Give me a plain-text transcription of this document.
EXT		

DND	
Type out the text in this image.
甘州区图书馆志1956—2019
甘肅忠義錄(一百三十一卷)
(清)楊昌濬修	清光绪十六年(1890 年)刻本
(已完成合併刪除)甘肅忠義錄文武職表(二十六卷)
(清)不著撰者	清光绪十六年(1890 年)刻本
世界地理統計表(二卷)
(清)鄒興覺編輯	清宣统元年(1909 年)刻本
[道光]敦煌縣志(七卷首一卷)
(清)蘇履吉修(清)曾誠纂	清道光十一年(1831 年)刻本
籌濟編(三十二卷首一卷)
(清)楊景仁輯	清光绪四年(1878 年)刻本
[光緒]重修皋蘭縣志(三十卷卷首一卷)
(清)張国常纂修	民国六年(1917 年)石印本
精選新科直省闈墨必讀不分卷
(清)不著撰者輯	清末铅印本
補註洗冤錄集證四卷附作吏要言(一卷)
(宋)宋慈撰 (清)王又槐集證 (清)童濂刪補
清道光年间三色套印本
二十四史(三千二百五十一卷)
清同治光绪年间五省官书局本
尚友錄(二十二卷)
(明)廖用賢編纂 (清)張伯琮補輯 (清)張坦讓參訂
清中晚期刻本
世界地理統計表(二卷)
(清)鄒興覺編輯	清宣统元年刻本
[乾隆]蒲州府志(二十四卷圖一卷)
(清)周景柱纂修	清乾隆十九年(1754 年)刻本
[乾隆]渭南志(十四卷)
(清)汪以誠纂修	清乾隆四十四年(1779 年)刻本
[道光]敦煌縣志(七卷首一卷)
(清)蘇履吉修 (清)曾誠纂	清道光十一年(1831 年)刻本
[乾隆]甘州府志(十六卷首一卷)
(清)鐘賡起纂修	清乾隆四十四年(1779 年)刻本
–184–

====================

§ Directive
Each entry above is to be set down again in exactly the same words.

§ Worked solution
Give me a plain-text transcription of this document.
EXT		

DND	
Type out the text in this image.
甘州区图书馆志1956—2019
甘肅忠義錄(一百三十一卷)
(清)楊昌濬修	清光绪十六年(1890 年)刻本
(已完成合併刪除)甘肅忠義錄文武職表(二十六卷)
(清)不著撰者	清光绪十六年(1890 年)刻本
世界地理統計表(二卷)
(清)鄒興覺編輯	清宣统元年(1909 年)刻本
[道光]敦煌縣志(七卷首一卷)
(清)蘇履吉修(清)曾誠纂	清道光十一年(1831 年)刻本
籌濟編(三十二卷首一卷)
(清)楊景仁輯	清光绪四年(1878 年)刻本
[光緒]重修皋蘭縣志(三十卷卷首一卷)
(清)張国常纂修	民国六年(1917 年)石印本
精選新科直省闈墨必讀不分卷
(清)不著撰者輯	清末铅印本
補註洗冤錄集證四卷附作吏要言(一卷)
(宋)宋慈撰 (清)王又槐集證 (清)童濂刪補
清道光年间三色套印本
二十四史(三千二百五十一卷)
清同治光绪年间五省官书局本
尚友錄(二十二卷)
(明)廖用賢編纂 (清)張伯琮補輯 (清)張坦讓參訂
清中晚期刻本
世界地理統計表(二卷)
(清)鄒興覺編輯	清宣统元年刻本
[乾隆]蒲州府志(二十四卷圖一卷)
(清)周景柱纂修	清乾隆十九年(1754 年)刻本
[乾隆]渭南志(十四卷)
(清)汪以誠纂修	清乾隆四十四年(1779 年)刻本
[道光]敦煌縣志(七卷首一卷)
(清)蘇履吉修 (清)曾誠纂	清道光十一年(1831 年)刻本
[乾隆]甘州府志(十六卷首一卷)
(清)鐘賡起纂修	清乾隆四十四年(1779 年)刻本
–184–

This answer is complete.